SET TASK
Return the listing below in full, with every line exactly as it is.

RECORDED DATA
----
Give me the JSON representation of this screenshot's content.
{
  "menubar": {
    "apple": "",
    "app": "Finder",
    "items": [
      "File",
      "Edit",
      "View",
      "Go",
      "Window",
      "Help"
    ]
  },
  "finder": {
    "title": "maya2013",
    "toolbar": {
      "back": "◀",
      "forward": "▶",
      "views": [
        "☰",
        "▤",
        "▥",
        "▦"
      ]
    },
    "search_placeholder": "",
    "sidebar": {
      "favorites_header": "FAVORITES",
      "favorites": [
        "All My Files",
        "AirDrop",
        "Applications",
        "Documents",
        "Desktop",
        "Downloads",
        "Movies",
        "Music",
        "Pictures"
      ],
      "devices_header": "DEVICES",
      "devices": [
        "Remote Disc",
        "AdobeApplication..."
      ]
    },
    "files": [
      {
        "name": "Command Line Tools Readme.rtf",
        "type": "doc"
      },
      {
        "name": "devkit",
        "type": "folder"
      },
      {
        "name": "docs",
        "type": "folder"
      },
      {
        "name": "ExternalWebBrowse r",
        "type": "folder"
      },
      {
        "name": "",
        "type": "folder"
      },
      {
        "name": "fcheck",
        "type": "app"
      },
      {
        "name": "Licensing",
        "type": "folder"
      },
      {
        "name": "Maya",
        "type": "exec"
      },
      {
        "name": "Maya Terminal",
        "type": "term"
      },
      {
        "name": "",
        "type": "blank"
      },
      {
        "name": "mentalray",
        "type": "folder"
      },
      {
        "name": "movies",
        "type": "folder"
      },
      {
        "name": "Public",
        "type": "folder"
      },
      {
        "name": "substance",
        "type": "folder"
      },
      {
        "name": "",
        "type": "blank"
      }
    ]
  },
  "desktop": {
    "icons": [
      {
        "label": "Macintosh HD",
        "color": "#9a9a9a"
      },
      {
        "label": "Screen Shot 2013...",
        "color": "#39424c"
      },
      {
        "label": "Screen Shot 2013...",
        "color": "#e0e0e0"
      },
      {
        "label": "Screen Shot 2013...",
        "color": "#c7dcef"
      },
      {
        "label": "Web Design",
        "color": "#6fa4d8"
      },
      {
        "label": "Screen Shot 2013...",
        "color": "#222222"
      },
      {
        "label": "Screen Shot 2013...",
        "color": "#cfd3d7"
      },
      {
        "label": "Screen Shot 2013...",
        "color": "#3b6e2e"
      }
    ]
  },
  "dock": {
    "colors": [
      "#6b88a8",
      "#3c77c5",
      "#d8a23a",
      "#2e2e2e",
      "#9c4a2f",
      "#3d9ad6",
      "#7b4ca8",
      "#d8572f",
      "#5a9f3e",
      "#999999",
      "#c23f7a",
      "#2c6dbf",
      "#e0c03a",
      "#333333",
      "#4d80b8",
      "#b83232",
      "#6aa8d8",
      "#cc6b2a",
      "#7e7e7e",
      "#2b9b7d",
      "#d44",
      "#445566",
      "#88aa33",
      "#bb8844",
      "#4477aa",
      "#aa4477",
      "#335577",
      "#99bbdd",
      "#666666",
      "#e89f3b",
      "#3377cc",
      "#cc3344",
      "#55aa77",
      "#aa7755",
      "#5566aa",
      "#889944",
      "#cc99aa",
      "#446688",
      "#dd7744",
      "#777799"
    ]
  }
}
----
RESPONSE
Give me the JSON representation of this screenshot's content.
{
  "menubar": {
    "apple": "",
    "app": "Finder",
    "items": [
      "File",
      "Edit",
      "View",
      "Go",
      "Window",
      "Help"
    ]
  },
  "finder": {
    "title": "maya2013",
    "toolbar": {
      "back": "◀",
      "forward": "▶",
      "views": [
        "☰",
        "▤",
        "▥",
        "▦"
      ]
    },
    "search_placeholder": "",
    "sidebar": {
      "favorites_header": "FAVORITES",
      "favorites": [
        "All My Files",
        "AirDrop",
        "Applications",
        "Documents",
        "Desktop",
        "Downloads",
        "Movies",
        "Music",
        "Pictures"
      ],
      "devices_header": "DEVICES",
      "devices": [
        "Remote Disc",
        "AdobeApplication..."
      ]
    },
    "files": [
      {
        "name": "Command Line Tools Readme.rtf",
        "type": "doc"
      },
      {
        "name": "devkit",
        "type": "folder"
      },
      {
        "name": "docs",
        "type": "folder"
      },
      {
        "name": "ExternalWebBrowse r",
        "type": "folder"
      },
      {
        "name": "",
        "type": "folder"
      },
      {
        "name": "fcheck",
        "type": "app"
      },
      {
        "name": "Licensing",
        "type": "folder"
      },
      {
        "name": "Maya",
        "type": "exec"
      },
      {
        "name": "Maya Terminal",
        "type": "term"
      },
      {
        "name": "",
        "type": "blank"
      },
      {
        "name": "mentalray",
        "type": "folder"
      },
      {
        "name": "movies",
        "type": "folder"
      },
      {
        "name": "Public",
        "type": "folder"
      },
      {
        "name": "substance",
        "type": "folder"
      },
      {
        "name": "",
        "type": "blank"
      }
    ]
  },
  "desktop": {
    "icons": [
      {
        "label": "Macintosh HD",
        "color": "#9a9a9a"
      },
      {
        "label": "Screen Shot 2013...",
        "color": "#39424c"
      },
      {
        "label": "Screen Shot 2013...",
        "color": "#e0e0e0"
      },
      {
        "label": "Screen Shot 2013...",
        "color": "#c7dcef"
      },
      {
        "label": "Web Design",
        "color": "#6fa4d8"
      },
      {
        "label": "Screen Shot 2013...",
        "color": "#222222"
      },
      {
        "label": "Screen Shot 2013...",
        "color": "#cfd3d7"
      },
      {
        "label": "Screen Shot 2013...",
        "color": "#3b6e2e"
      }
    ]
  },
  "dock": {
    "colors": [
      "#6b88a8",
      "#3c77c5",
      "#d8a23a",
      "#2e2e2e",
      "#9c4a2f",
      "#3d9ad6",
      "#7b4ca8",
      "#d8572f",
      "#5a9f3e",
      "#999999",
      "#c23f7a",
      "#2c6dbf",
      "#e0c03a",
      "#333333",
      "#4d80b8",
      "#b83232",
      "#6aa8d8",
      "#cc6b2a",
      "#7e7e7e",
      "#2b9b7d",
      "#d44",
      "#445566",
      "#88aa33",
      "#bb8844",
      "#4477aa",
      "#aa4477",
      "#335577",
      "#99bbdd",
      "#666666",
      "#e89f3b",
      "#3377cc",
      "#cc3344",
      "#55aa77",
      "#aa7755",
      "#5566aa",
      "#889944",
      "#cc99aa",
      "#446688",
      "#dd7744",
      "#777799"
    ]
  }
}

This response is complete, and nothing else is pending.